● YOUR GOAL:
Take every line from the listing below that contains "Συλλόγου".

··········

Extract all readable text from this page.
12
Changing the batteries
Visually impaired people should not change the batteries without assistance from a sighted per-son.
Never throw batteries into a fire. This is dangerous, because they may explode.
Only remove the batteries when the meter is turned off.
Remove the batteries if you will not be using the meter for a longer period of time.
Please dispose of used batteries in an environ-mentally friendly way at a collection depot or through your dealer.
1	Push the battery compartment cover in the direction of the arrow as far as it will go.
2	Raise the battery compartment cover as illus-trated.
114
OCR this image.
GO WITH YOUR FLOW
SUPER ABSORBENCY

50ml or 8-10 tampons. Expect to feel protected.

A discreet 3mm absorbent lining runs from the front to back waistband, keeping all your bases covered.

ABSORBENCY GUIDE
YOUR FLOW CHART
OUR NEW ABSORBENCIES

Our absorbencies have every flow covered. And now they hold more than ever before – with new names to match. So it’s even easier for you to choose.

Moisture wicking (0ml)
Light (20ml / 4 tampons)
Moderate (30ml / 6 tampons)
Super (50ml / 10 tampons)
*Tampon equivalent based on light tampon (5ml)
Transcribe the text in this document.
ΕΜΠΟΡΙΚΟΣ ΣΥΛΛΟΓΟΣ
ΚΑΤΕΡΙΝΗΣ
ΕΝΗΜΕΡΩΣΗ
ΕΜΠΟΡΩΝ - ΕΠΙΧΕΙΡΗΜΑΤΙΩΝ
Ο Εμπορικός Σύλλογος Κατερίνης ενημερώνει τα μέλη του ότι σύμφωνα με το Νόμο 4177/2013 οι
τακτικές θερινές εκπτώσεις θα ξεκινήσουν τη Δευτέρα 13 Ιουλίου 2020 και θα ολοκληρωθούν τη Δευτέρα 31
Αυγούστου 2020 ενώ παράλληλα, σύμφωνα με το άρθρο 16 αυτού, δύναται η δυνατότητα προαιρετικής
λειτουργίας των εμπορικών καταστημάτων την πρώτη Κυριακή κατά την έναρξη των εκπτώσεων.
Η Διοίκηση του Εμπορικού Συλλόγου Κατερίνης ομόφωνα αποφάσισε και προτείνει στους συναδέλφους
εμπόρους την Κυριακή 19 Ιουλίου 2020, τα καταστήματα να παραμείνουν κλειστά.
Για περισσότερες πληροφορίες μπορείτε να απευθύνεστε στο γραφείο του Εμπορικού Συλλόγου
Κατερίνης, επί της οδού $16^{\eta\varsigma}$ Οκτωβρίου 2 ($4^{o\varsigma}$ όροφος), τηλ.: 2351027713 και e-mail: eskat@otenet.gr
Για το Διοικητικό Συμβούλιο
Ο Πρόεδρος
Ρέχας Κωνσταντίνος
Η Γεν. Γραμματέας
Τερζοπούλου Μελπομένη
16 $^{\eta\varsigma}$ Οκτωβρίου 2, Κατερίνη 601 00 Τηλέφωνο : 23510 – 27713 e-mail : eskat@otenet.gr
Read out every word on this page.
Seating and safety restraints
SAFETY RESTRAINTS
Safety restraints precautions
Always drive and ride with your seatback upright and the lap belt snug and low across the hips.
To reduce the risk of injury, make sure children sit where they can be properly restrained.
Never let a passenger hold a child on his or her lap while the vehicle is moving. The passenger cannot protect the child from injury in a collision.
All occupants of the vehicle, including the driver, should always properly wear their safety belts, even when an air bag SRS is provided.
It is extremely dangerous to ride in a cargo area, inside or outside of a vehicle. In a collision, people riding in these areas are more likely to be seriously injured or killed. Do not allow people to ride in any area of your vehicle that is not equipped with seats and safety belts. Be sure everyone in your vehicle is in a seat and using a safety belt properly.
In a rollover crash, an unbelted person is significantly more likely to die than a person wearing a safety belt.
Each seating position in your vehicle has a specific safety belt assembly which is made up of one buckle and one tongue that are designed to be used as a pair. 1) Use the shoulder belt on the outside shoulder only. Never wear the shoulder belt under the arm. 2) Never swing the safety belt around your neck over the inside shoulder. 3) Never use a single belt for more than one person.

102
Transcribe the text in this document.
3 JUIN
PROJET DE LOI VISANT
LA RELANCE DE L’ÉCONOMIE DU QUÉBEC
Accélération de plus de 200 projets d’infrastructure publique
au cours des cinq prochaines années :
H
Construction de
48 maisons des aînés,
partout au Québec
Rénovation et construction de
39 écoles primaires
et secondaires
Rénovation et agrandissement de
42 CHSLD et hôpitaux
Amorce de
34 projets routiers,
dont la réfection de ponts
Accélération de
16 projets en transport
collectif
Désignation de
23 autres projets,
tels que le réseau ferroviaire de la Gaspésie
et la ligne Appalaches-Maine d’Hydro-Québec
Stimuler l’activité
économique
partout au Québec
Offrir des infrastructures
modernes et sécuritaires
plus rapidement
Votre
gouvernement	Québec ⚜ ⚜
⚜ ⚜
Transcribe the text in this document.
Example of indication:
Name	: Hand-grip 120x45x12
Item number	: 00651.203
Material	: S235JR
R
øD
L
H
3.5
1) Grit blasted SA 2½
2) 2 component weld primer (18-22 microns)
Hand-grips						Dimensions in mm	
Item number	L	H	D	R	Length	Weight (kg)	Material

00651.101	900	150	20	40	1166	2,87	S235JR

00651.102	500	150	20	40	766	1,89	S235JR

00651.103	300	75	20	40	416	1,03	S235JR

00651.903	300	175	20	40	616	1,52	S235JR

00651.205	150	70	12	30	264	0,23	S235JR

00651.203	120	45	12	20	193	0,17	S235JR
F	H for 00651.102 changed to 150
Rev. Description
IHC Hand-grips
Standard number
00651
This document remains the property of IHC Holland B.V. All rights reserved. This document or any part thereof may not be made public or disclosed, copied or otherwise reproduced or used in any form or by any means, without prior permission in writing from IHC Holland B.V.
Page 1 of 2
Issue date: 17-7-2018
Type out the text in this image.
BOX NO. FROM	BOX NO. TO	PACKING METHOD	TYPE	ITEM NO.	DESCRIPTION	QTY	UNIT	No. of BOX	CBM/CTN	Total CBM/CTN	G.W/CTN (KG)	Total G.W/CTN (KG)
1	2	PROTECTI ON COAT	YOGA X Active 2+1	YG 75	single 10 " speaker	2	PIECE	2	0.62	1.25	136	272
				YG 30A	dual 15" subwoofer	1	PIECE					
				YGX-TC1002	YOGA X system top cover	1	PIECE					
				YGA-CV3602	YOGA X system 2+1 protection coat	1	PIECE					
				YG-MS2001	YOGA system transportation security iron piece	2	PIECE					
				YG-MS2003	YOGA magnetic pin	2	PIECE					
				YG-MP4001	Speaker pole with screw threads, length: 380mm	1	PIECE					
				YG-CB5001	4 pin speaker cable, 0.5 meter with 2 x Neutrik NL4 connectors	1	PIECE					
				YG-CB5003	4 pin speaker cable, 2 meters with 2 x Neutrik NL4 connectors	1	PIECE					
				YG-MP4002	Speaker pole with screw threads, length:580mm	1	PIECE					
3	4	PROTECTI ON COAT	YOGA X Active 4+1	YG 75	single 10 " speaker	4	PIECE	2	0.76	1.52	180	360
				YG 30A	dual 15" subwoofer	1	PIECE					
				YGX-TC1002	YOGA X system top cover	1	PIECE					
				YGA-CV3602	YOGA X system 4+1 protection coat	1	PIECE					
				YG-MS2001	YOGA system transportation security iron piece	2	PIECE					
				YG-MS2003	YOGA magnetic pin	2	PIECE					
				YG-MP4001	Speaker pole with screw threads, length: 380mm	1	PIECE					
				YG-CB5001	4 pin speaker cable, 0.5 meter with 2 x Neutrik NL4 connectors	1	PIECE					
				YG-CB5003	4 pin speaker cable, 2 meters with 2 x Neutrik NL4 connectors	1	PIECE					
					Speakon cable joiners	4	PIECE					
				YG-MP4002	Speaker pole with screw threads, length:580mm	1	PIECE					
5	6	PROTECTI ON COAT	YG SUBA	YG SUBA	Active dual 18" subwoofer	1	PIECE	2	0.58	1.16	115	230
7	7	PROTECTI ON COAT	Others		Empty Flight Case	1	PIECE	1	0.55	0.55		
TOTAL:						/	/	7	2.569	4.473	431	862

··········

● OUTPUT FOR THIS TASK:
Η Διοίκηση του Εμπορικού Συλλόγου Κατερίνης ομόφωνα αποφάσισε και προτείνει στους συναδέλφους
Για περισσότερες πληροφορίες μπορείτε να απευθύνεστε στο γραφείο του Εμπορικού Συλλόγου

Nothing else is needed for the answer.